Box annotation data
"""
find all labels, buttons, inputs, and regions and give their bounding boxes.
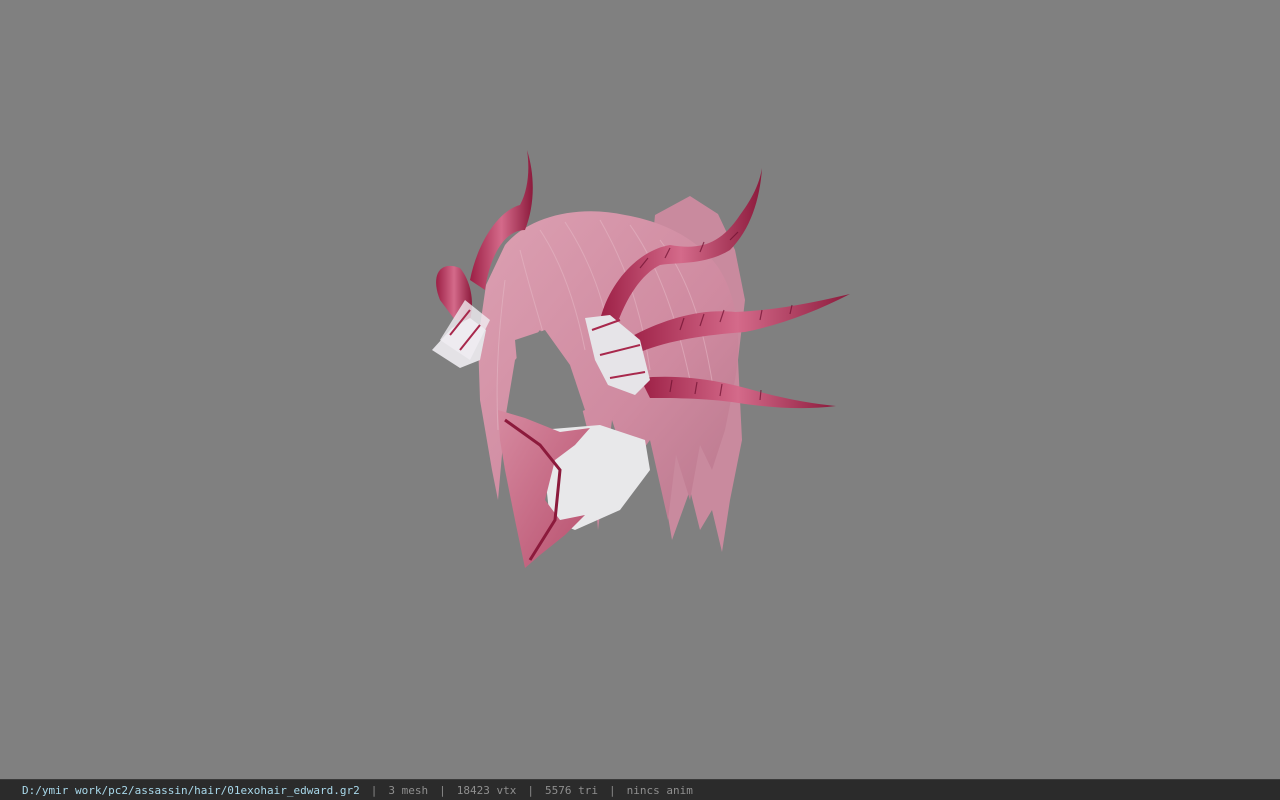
3d-viewport[interactable] [0,0,1280,779]
separator: | [370,783,378,797]
mesh-count: 3 mesh [388,783,429,797]
vertex-count: 18423 vtx [456,783,517,797]
separator: | [527,783,534,797]
separator: | [439,783,446,797]
triangle-count: 5576 tri [545,783,598,797]
animation-status: nincs anim [626,783,693,797]
hair-model-render [432,150,850,568]
file-path: D:/ymir work/pc2/assassin/hair/01exohair… [22,783,360,797]
status-bar: D:/ymir work/pc2/assassin/hair/01exohair… [0,779,1280,800]
separator: | [608,783,616,797]
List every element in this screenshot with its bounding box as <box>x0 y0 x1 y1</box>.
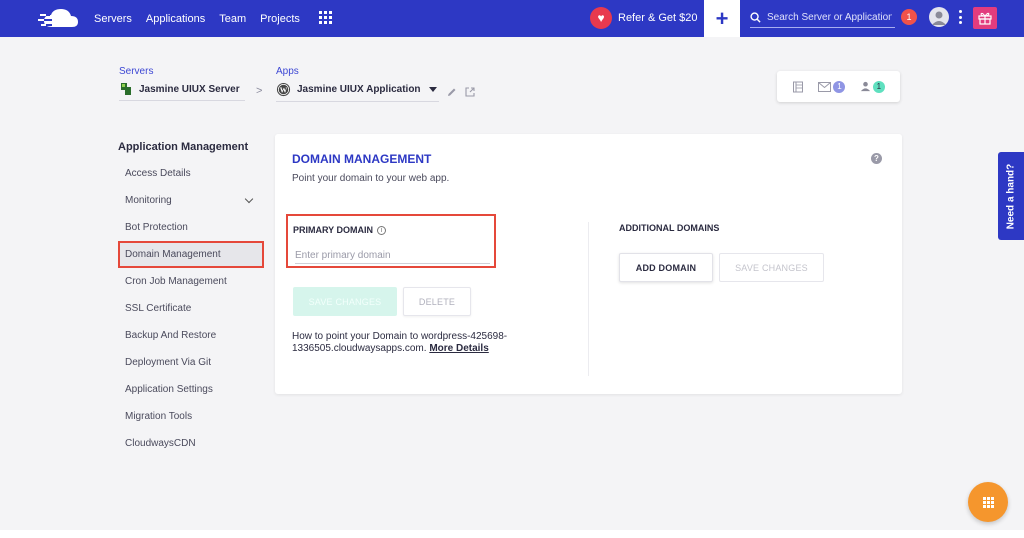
users-count-badge: 1 <box>872 80 885 93</box>
sidebar-item-label: Cron Job Management <box>125 276 227 287</box>
servers-label[interactable]: Servers <box>119 66 245 77</box>
nav-projects[interactable]: Projects <box>260 13 300 25</box>
save-additional-changes-button[interactable]: SAVE CHANGES <box>719 253 824 282</box>
notification-badge[interactable]: 1 <box>901 9 917 25</box>
nav-applications[interactable]: Applications <box>146 13 205 25</box>
sidebar-title: Application Management <box>118 141 249 153</box>
sidebar-item-access-details[interactable]: Access Details <box>118 160 264 187</box>
server-name: Jasmine UIUX Server <box>139 83 240 95</box>
sidebar-item-label: Domain Management <box>125 249 221 260</box>
chevron-down-icon <box>244 194 254 204</box>
sidebar-item-cloudwayscdn[interactable]: CloudwaysCDN <box>118 430 264 457</box>
apps-label[interactable]: Apps <box>276 66 475 77</box>
gift-icon[interactable] <box>973 7 997 29</box>
primary-domain-input[interactable] <box>295 250 490 264</box>
heart-icon: ♥ <box>590 7 612 29</box>
domain-help-text: How to point your Domain to wordpress-42… <box>292 331 552 355</box>
grid-icon <box>982 496 994 508</box>
sidebar-item-label: SSL Certificate <box>125 303 192 314</box>
more-menu-icon[interactable] <box>958 10 962 24</box>
need-a-hand-label: Need a hand? <box>1005 163 1017 229</box>
nav-servers[interactable]: Servers <box>94 13 132 25</box>
more-details-link[interactable]: More Details <box>429 343 488 354</box>
sidebar-item-label: Migration Tools <box>125 411 193 422</box>
server-provider-icon <box>121 83 131 95</box>
avatar[interactable] <box>929 7 949 27</box>
app-name: Jasmine UIUX Application <box>297 84 421 95</box>
sidebar-item-label: Deployment Via Git <box>125 357 211 368</box>
sidebar-item-ssl-certificate[interactable]: SSL Certificate <box>118 295 264 322</box>
breadcrumb-server: Servers Jasmine UIUX Server <box>119 66 245 101</box>
nav-team[interactable]: Team <box>219 13 246 25</box>
user-icon <box>932 11 946 25</box>
cloudways-logo[interactable] <box>38 7 82 31</box>
app-toolbox: 1 1 <box>777 71 900 102</box>
breadcrumb-separator: > <box>256 85 263 97</box>
chevron-down-icon <box>428 87 437 92</box>
sidebar-menu: Access Details Monitoring Bot Protection… <box>118 160 264 457</box>
section-divider <box>588 222 589 376</box>
toolbox-list[interactable] <box>792 81 804 93</box>
users-icon <box>860 81 870 92</box>
edit-icon[interactable] <box>447 87 457 97</box>
primary-domain-heading: PRIMARY DOMAIN i <box>293 225 387 235</box>
search-input[interactable] <box>767 12 892 23</box>
sidebar-item-label: Access Details <box>125 168 191 179</box>
additional-domains-heading: ADDITIONAL DOMAINS <box>619 223 720 233</box>
add-domain-button[interactable]: ADD DOMAIN <box>619 253 713 282</box>
external-link-icon[interactable] <box>465 87 475 97</box>
top-navigation-bar: Servers Applications Team Projects ♥ Ref… <box>0 0 1024 37</box>
sidebar-item-label: Bot Protection <box>125 222 188 233</box>
sidebar-item-domain-management[interactable]: Domain Management <box>118 241 264 268</box>
page-subtitle: Point your domain to your web app. <box>292 173 450 184</box>
domain-management-card: DOMAIN MANAGEMENT Point your domain to y… <box>275 134 902 394</box>
svg-text:W: W <box>280 85 288 94</box>
floating-action-button[interactable] <box>968 482 1008 522</box>
sidebar-item-migration-tools[interactable]: Migration Tools <box>118 403 264 430</box>
sidebar-item-monitoring[interactable]: Monitoring <box>118 187 264 214</box>
sidebar-item-bot-protection[interactable]: Bot Protection <box>118 214 264 241</box>
delete-button[interactable]: DELETE <box>403 287 471 316</box>
sidebar-item-label: Backup And Restore <box>125 330 217 341</box>
page-title: DOMAIN MANAGEMENT <box>292 152 432 166</box>
app-selector[interactable]: W Jasmine UIUX Application <box>276 82 439 102</box>
breadcrumb-app: Apps W Jasmine UIUX Application <box>276 66 475 102</box>
main-nav: Servers Applications Team Projects <box>94 0 300 37</box>
sidebar-item-deployment-via-git[interactable]: Deployment Via Git <box>118 349 264 376</box>
mail-count-badge: 1 <box>833 80 846 93</box>
toolbox-users[interactable]: 1 <box>860 80 885 93</box>
sidebar-item-label: CloudwaysCDN <box>125 438 196 449</box>
add-button[interactable]: + <box>704 0 740 37</box>
sidebar-item-label: Monitoring <box>125 195 172 206</box>
refer-button[interactable]: ♥ Refer & Get $20 <box>590 6 698 30</box>
refer-label: Refer & Get $20 <box>618 12 698 24</box>
search-bar <box>750 8 895 28</box>
save-changes-button[interactable]: SAVE CHANGES <box>293 287 397 316</box>
mail-icon <box>818 81 832 92</box>
primary-domain-section: PRIMARY DOMAIN i <box>286 214 496 268</box>
sidebar-item-application-settings[interactable]: Application Settings <box>118 376 264 403</box>
search-icon <box>750 12 761 23</box>
primary-domain-label: PRIMARY DOMAIN <box>293 225 374 235</box>
sidebar-item-backup-and-restore[interactable]: Backup And Restore <box>118 322 264 349</box>
server-selector[interactable]: Jasmine UIUX Server <box>119 82 245 101</box>
wordpress-icon: W <box>276 82 291 97</box>
help-icon[interactable]: ? <box>871 153 882 164</box>
apps-grid-icon[interactable] <box>319 11 332 24</box>
toolbox-mail[interactable]: 1 <box>818 80 846 93</box>
sidebar-item-label: Application Settings <box>125 384 213 395</box>
need-a-hand-tab[interactable]: Need a hand? <box>998 152 1024 240</box>
footer-strip <box>0 530 1024 538</box>
list-icon <box>793 81 804 92</box>
sidebar-item-cron-job-management[interactable]: Cron Job Management <box>118 268 264 295</box>
info-icon[interactable]: i <box>377 225 387 235</box>
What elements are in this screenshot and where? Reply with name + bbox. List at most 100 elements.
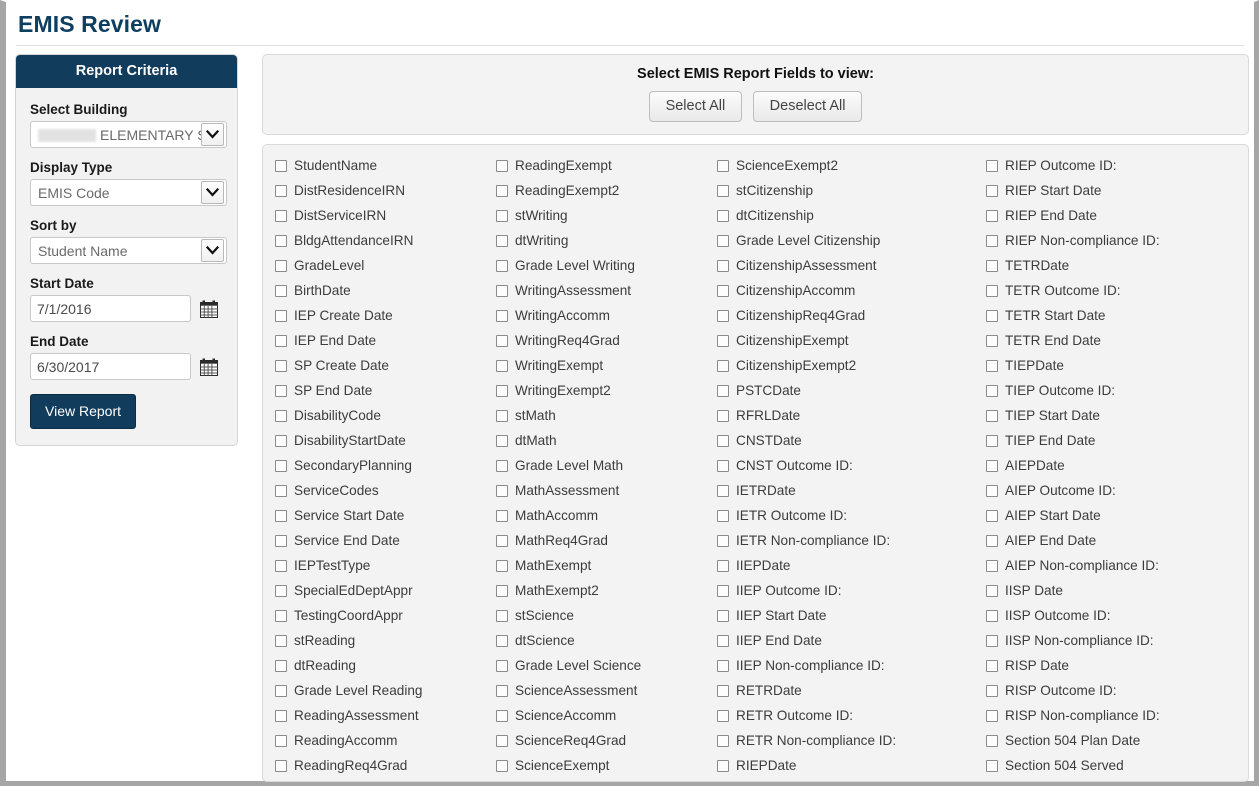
field-checkbox-item[interactable]: TestingCoordAppr	[268, 603, 489, 628]
checkbox-unchecked-icon[interactable]	[986, 759, 998, 772]
field-checkbox-item[interactable]: AIEP End Date	[979, 528, 1248, 553]
checkbox-unchecked-icon[interactable]	[275, 534, 287, 547]
field-checkbox-item[interactable]: IETR Non-compliance ID:	[710, 528, 979, 553]
field-checkbox-item[interactable]: Grade Level Citizenship	[710, 228, 979, 253]
field-checkbox-item[interactable]: MathAccomm	[489, 503, 710, 528]
checkbox-unchecked-icon[interactable]	[496, 584, 508, 597]
checkbox-unchecked-icon[interactable]	[986, 209, 998, 222]
field-checkbox-item[interactable]: IIEP Outcome ID:	[710, 578, 979, 603]
field-checkbox-item[interactable]: ServiceCodes	[268, 478, 489, 503]
checkbox-unchecked-icon[interactable]	[275, 284, 287, 297]
field-checkbox-item[interactable]: BirthDate	[268, 278, 489, 303]
field-checkbox-item[interactable]: MathReq4Grad	[489, 528, 710, 553]
field-checkbox-item[interactable]: BldgAttendanceIRN	[268, 228, 489, 253]
field-checkbox-item[interactable]: RISP Outcome ID:	[979, 678, 1248, 703]
field-checkbox-item[interactable]: RIEP Start Date	[979, 178, 1248, 203]
checkbox-unchecked-icon[interactable]	[275, 659, 287, 672]
checkbox-unchecked-icon[interactable]	[717, 484, 729, 497]
start-date-input[interactable]	[30, 295, 191, 322]
field-checkbox-item[interactable]: Grade Level Reading	[268, 678, 489, 703]
field-checkbox-item[interactable]: PSTCDate	[710, 378, 979, 403]
checkbox-unchecked-icon[interactable]	[986, 509, 998, 522]
end-date-input[interactable]	[30, 353, 191, 380]
display-type-dropdown[interactable]: EMIS Code	[30, 179, 227, 206]
field-checkbox-item[interactable]: IETRDate	[710, 478, 979, 503]
field-checkbox-item[interactable]: WritingExempt2	[489, 378, 710, 403]
field-checkbox-item[interactable]: IISP Date	[979, 578, 1248, 603]
checkbox-unchecked-icon[interactable]	[275, 334, 287, 347]
checkbox-unchecked-icon[interactable]	[717, 634, 729, 647]
field-checkbox-item[interactable]: CitizenshipAssessment	[710, 253, 979, 278]
calendar-icon[interactable]	[200, 358, 218, 376]
field-checkbox-item[interactable]: stReading	[268, 628, 489, 653]
checkbox-unchecked-icon[interactable]	[986, 709, 998, 722]
checkbox-unchecked-icon[interactable]	[496, 209, 508, 222]
checkbox-unchecked-icon[interactable]	[717, 534, 729, 547]
field-checkbox-item[interactable]: WritingAssessment	[489, 278, 710, 303]
checkbox-unchecked-icon[interactable]	[717, 384, 729, 397]
field-checkbox-item[interactable]: Grade Level Math	[489, 453, 710, 478]
checkbox-unchecked-icon[interactable]	[496, 709, 508, 722]
checkbox-unchecked-icon[interactable]	[986, 559, 998, 572]
checkbox-unchecked-icon[interactable]	[275, 559, 287, 572]
checkbox-unchecked-icon[interactable]	[717, 409, 729, 422]
field-checkbox-item[interactable]: TIEP Outcome ID:	[979, 378, 1248, 403]
field-checkbox-item[interactable]: MathExempt2	[489, 578, 710, 603]
checkbox-unchecked-icon[interactable]	[275, 184, 287, 197]
checkbox-unchecked-icon[interactable]	[496, 159, 508, 172]
field-checkbox-item[interactable]: AIEP Outcome ID:	[979, 478, 1248, 503]
checkbox-unchecked-icon[interactable]	[275, 759, 287, 772]
checkbox-unchecked-icon[interactable]	[275, 684, 287, 697]
field-checkbox-item[interactable]: SP Create Date	[268, 353, 489, 378]
checkbox-unchecked-icon[interactable]	[717, 609, 729, 622]
field-checkbox-item[interactable]: RIEPDate	[710, 753, 979, 778]
field-checkbox-item[interactable]: CNST Outcome ID:	[710, 453, 979, 478]
field-checkbox-item[interactable]: IEPTestType	[268, 553, 489, 578]
checkbox-unchecked-icon[interactable]	[986, 684, 998, 697]
select-all-button[interactable]: Select All	[648, 91, 743, 122]
checkbox-unchecked-icon[interactable]	[717, 184, 729, 197]
field-checkbox-item[interactable]: TETR Start Date	[979, 303, 1248, 328]
field-checkbox-item[interactable]: DisabilityStartDate	[268, 428, 489, 453]
field-checkbox-item[interactable]: dtScience	[489, 628, 710, 653]
field-checkbox-item[interactable]: Grade Level Science	[489, 653, 710, 678]
field-checkbox-item[interactable]: RETRDate	[710, 678, 979, 703]
field-checkbox-item[interactable]: IEP Create Date	[268, 303, 489, 328]
field-checkbox-item[interactable]: CNSTDate	[710, 428, 979, 453]
field-checkbox-item[interactable]: stCitizenship	[710, 178, 979, 203]
field-checkbox-item[interactable]: dtMath	[489, 428, 710, 453]
checkbox-unchecked-icon[interactable]	[275, 159, 287, 172]
checkbox-unchecked-icon[interactable]	[275, 509, 287, 522]
field-checkbox-item[interactable]: Grade Level Writing	[489, 253, 710, 278]
field-checkbox-item[interactable]: ScienceExempt2	[710, 153, 979, 178]
checkbox-unchecked-icon[interactable]	[496, 734, 508, 747]
checkbox-unchecked-icon[interactable]	[275, 234, 287, 247]
field-checkbox-item[interactable]: ScienceReq4Grad	[489, 728, 710, 753]
field-checkbox-item[interactable]: RFRLDate	[710, 403, 979, 428]
field-checkbox-item[interactable]: IIEP End Date	[710, 628, 979, 653]
checkbox-unchecked-icon[interactable]	[986, 484, 998, 497]
checkbox-unchecked-icon[interactable]	[496, 484, 508, 497]
field-checkbox-item[interactable]: RISP Date	[979, 653, 1248, 678]
field-checkbox-item[interactable]: CitizenshipExempt	[710, 328, 979, 353]
field-checkbox-item[interactable]: GradeLevel	[268, 253, 489, 278]
checkbox-unchecked-icon[interactable]	[717, 559, 729, 572]
field-checkbox-item[interactable]: TIEP Start Date	[979, 403, 1248, 428]
field-checkbox-item[interactable]: ScienceAccomm	[489, 703, 710, 728]
checkbox-unchecked-icon[interactable]	[717, 259, 729, 272]
checkbox-unchecked-icon[interactable]	[986, 384, 998, 397]
field-checkbox-item[interactable]: AIEPDate	[979, 453, 1248, 478]
checkbox-unchecked-icon[interactable]	[986, 184, 998, 197]
checkbox-unchecked-icon[interactable]	[986, 634, 998, 647]
checkbox-unchecked-icon[interactable]	[986, 584, 998, 597]
field-checkbox-item[interactable]: RIEP Non-compliance ID:	[979, 228, 1248, 253]
field-checkbox-item[interactable]: RISP Non-compliance ID:	[979, 703, 1248, 728]
field-checkbox-item[interactable]: IISP Outcome ID:	[979, 603, 1248, 628]
checkbox-unchecked-icon[interactable]	[717, 584, 729, 597]
checkbox-unchecked-icon[interactable]	[496, 509, 508, 522]
field-checkbox-item[interactable]: DistResidenceIRN	[268, 178, 489, 203]
checkbox-unchecked-icon[interactable]	[717, 309, 729, 322]
chevron-down-icon[interactable]	[201, 123, 224, 146]
deselect-all-button[interactable]: Deselect All	[752, 91, 863, 122]
field-checkbox-item[interactable]: SP End Date	[268, 378, 489, 403]
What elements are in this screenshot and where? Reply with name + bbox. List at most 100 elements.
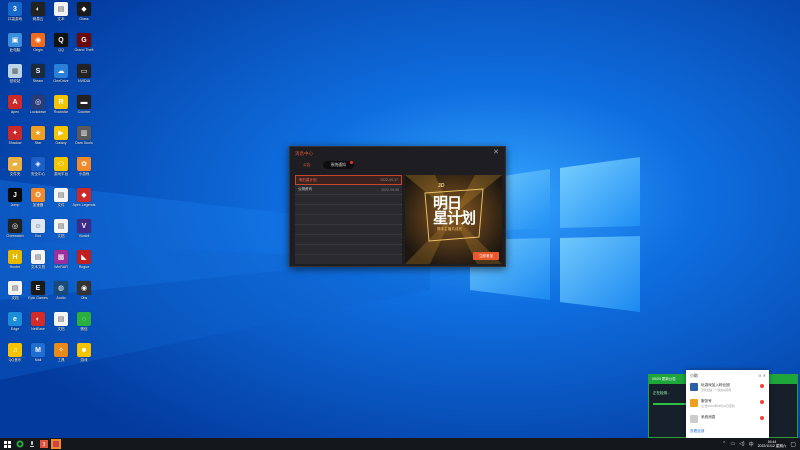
"""
■ **Exercise**:
Quote the entries from the line with "users-count-badge: 1 <box>872 80 885 93</box>" to the line with "cloudways-logo[interactable] <box>38 7", both included, copying each line unchanged.

■ **Solution for this task**:
users-count-badge: 1 <box>872 80 885 93</box>
sidebar-item-label: Cron Job Management <box>125 276 227 287</box>
servers-label[interactable]: Servers <box>119 66 245 77</box>
nav-projects[interactable]: Projects <box>260 13 300 25</box>
save-additional-changes-button[interactable]: SAVE CHANGES <box>719 253 824 282</box>
notification-badge[interactable]: 1 <box>901 9 917 25</box>
nav-applications[interactable]: Applications <box>146 13 205 25</box>
sidebar-title: Application Management <box>118 141 249 153</box>
sidebar-item-access-details[interactable]: Access Details <box>118 160 264 187</box>
server-name: Jasmine UIUX Server <box>139 83 240 95</box>
sidebar-item-label: Domain Management <box>125 249 221 260</box>
chevron-down-icon <box>244 194 254 204</box>
sidebar-item-cloudwayscdn[interactable]: CloudwaysCDN <box>118 430 264 457</box>
apps-label[interactable]: Apps <box>276 66 475 77</box>
gift-icon[interactable] <box>973 7 997 29</box>
primary-domain-input[interactable] <box>295 250 490 264</box>
heart-icon: ♥ <box>590 7 612 29</box>
domain-help-text: How to point your Domain to wordpress-42… <box>292 331 552 355</box>
grid-icon <box>982 496 994 508</box>
sidebar-item-label: SSL Certificate <box>125 303 192 314</box>
more-menu-icon[interactable] <box>958 10 962 24</box>
need-a-hand-label: Need a hand? <box>1005 163 1017 229</box>
nav-servers[interactable]: Servers <box>94 13 132 25</box>
more-details-link[interactable]: More Details <box>429 343 488 354</box>
sidebar-item-label: Migration Tools <box>125 411 193 422</box>
server-provider-icon <box>121 83 131 95</box>
avatar[interactable] <box>929 7 949 27</box>
app-name: Jasmine UIUX Application <box>297 84 421 95</box>
sidebar-item-label: Deployment Via Git <box>125 357 211 368</box>
sidebar-item-ssl-certificate[interactable]: SSL Certificate <box>118 295 264 322</box>
breadcrumb-server: Servers Jasmine UIUX Server <box>119 66 245 101</box>
nav-team[interactable]: Team <box>219 13 246 25</box>
user-icon <box>932 11 946 25</box>
cloudways-logo[interactable] <box>38 7 82 31</box>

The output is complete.